CHALLENGE: Only lines holding the word "mellan" should be copied from the material.

-- begin --

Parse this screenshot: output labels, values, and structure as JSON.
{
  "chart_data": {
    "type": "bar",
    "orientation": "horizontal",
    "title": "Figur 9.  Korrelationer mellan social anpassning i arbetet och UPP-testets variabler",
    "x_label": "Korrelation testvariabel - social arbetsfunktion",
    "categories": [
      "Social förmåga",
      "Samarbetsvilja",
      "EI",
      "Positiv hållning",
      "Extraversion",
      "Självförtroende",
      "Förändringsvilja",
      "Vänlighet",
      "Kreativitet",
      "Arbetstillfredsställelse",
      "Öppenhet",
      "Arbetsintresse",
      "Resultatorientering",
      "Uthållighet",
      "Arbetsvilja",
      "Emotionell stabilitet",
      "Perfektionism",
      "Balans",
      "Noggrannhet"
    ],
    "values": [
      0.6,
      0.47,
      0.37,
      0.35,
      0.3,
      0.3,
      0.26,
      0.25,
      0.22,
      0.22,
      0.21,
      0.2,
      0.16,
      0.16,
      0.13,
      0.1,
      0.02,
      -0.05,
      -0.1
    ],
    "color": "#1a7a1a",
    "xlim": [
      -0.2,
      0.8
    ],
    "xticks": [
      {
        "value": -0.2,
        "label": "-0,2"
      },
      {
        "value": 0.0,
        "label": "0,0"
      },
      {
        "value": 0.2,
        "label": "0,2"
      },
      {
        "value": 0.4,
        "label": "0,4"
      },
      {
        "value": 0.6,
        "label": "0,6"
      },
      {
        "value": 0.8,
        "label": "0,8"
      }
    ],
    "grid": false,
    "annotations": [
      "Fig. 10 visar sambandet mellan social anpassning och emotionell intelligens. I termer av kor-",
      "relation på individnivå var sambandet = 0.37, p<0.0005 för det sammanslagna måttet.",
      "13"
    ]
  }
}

-- end --

RESULT OF THIS TASK:
    "title": "Figur 9.  Korrelationer mellan social anpassning i arbetet och UPP-testets variabler",
      "Fig. 10 visar sambandet mellan social anpassning och emotionell intelligens. I termer av kor-",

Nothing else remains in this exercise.